* INFORMATION SUPPLIED *

******************************

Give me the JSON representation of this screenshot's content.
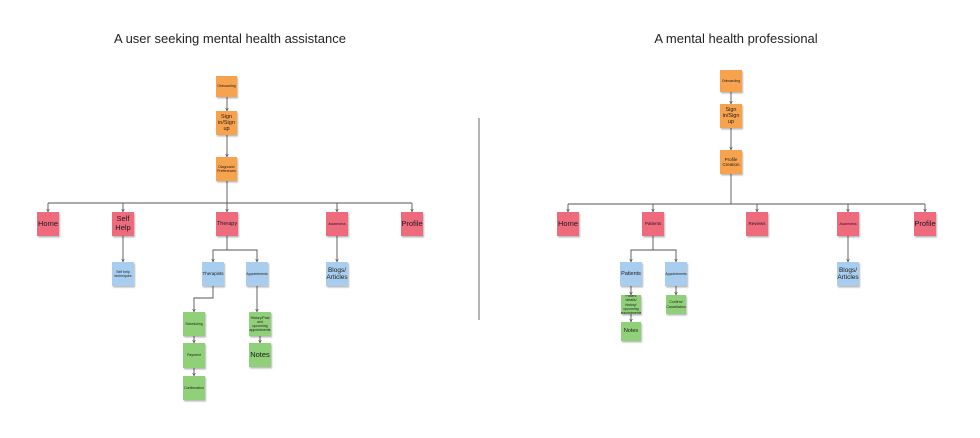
{
  "titles": {
    "left": "A user seeking mental health assistance",
    "right": "A mental health professional"
  },
  "left": {
    "onboarding": "Onboarding",
    "signin": "Sign in/Sign up",
    "diagnosis": "Diagnosis/ Preferences",
    "home": "Home",
    "self_help": "Self Help",
    "therapy": "Therapy",
    "awareness": "Awareness",
    "profile": "Profile",
    "self_help_techniques": "Self help techniques",
    "therapists": "Therapists",
    "appointments": "Appointments",
    "blogs": "Blogs/ Articles",
    "scheduling": "Scheduling",
    "payment": "Payment",
    "confirmation": "Confirmation",
    "history": "History/Past and upcoming appointments",
    "notes": "Notes"
  },
  "right": {
    "onboarding": "Onboarding",
    "signin": "Sign in/Sign up",
    "profile_creation": "Profile Creation",
    "home": "Home",
    "patients": "Patients",
    "reviews": "Reviews",
    "awareness": "Awareness",
    "profile": "Profile",
    "patients_child": "Patients",
    "appointments": "Appointments",
    "blogs": "Blogs/ Articles",
    "patient_details": "Patient details/ history/ upcoming appointments",
    "confirm_cancel": "Confirm/ Cancellation",
    "notes": "Notes"
  }
}
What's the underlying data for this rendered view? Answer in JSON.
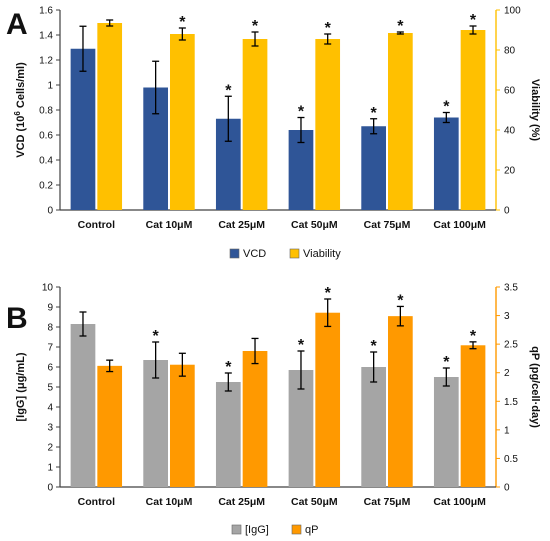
{
  "chart_data": [
    {
      "type": "bar",
      "panel": "A",
      "categories": [
        "Control",
        "Cat 10μM",
        "Cat 25μM",
        "Cat 50μM",
        "Cat 75μM",
        "Cat 100μM"
      ],
      "ylabel_left": "VCD (10",
      "ylabel_left_sup": "6",
      "ylabel_left_end": " Cells/ml)",
      "ylabel_right": "Viability (%)",
      "ylim_left": [
        0,
        1.6
      ],
      "yticks_left": [
        "0",
        "0.2",
        "0.4",
        "0.6",
        "0.8",
        "1",
        "1.2",
        "1.4",
        "1.6"
      ],
      "ylim_right": [
        0,
        100
      ],
      "yticks_right": [
        "0",
        "20",
        "40",
        "60",
        "80",
        "100"
      ],
      "legend": "bottom",
      "grid": false,
      "series": [
        {
          "name": "VCD",
          "axis": "left",
          "color": "#2f5597",
          "values": [
            1.29,
            0.98,
            0.73,
            0.64,
            0.67,
            0.74
          ],
          "errors": [
            0.18,
            0.21,
            0.18,
            0.1,
            0.06,
            0.04
          ],
          "significant": [
            false,
            false,
            true,
            true,
            true,
            true
          ]
        },
        {
          "name": "Viability",
          "axis": "right",
          "color": "#ffc000",
          "values": [
            93.5,
            88,
            85.5,
            85.5,
            88.5,
            90
          ],
          "errors": [
            1.5,
            3.0,
            3.5,
            2.5,
            0.5,
            2.0
          ],
          "significant": [
            false,
            true,
            true,
            true,
            true,
            true
          ]
        }
      ],
      "significance_marker": "*"
    },
    {
      "type": "bar",
      "panel": "B",
      "categories": [
        "Control",
        "Cat 10μM",
        "Cat 25μM",
        "Cat 50μM",
        "Cat 75μM",
        "Cat 100μM"
      ],
      "ylabel_left": "[IgG] (μg/mL)",
      "ylabel_right": "qP (pg/cell·day)",
      "ylim_left": [
        0,
        10
      ],
      "yticks_left": [
        "0",
        "1",
        "2",
        "3",
        "4",
        "5",
        "6",
        "7",
        "8",
        "9",
        "10"
      ],
      "ylim_right": [
        0,
        3.5
      ],
      "yticks_right": [
        "0",
        "0.5",
        "1",
        "1.5",
        "2",
        "2.5",
        "3",
        "3.5"
      ],
      "legend": "bottom",
      "grid": false,
      "series": [
        {
          "name": "[IgG]",
          "axis": "left",
          "color": "#a5a5a5",
          "values": [
            8.15,
            6.35,
            5.25,
            5.85,
            6.0,
            5.5
          ],
          "errors": [
            0.6,
            0.9,
            0.45,
            0.95,
            0.75,
            0.45
          ],
          "significant": [
            false,
            true,
            true,
            true,
            true,
            true
          ]
        },
        {
          "name": "qP",
          "axis": "right",
          "color": "#ff9900",
          "values": [
            2.12,
            2.14,
            2.38,
            3.05,
            2.99,
            2.48
          ],
          "errors": [
            0.1,
            0.2,
            0.22,
            0.24,
            0.17,
            0.06
          ],
          "significant": [
            false,
            false,
            false,
            true,
            true,
            true
          ]
        }
      ],
      "significance_marker": "*"
    }
  ]
}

******************************

* WHAT NEEDS TO BE DONE *
Copy each line holding the word "Self" from the listing above.

* OUTPUT FOR THIS TASK *
    "self_help": "Self Help",
    "self_help_techniques": "Self help techniques",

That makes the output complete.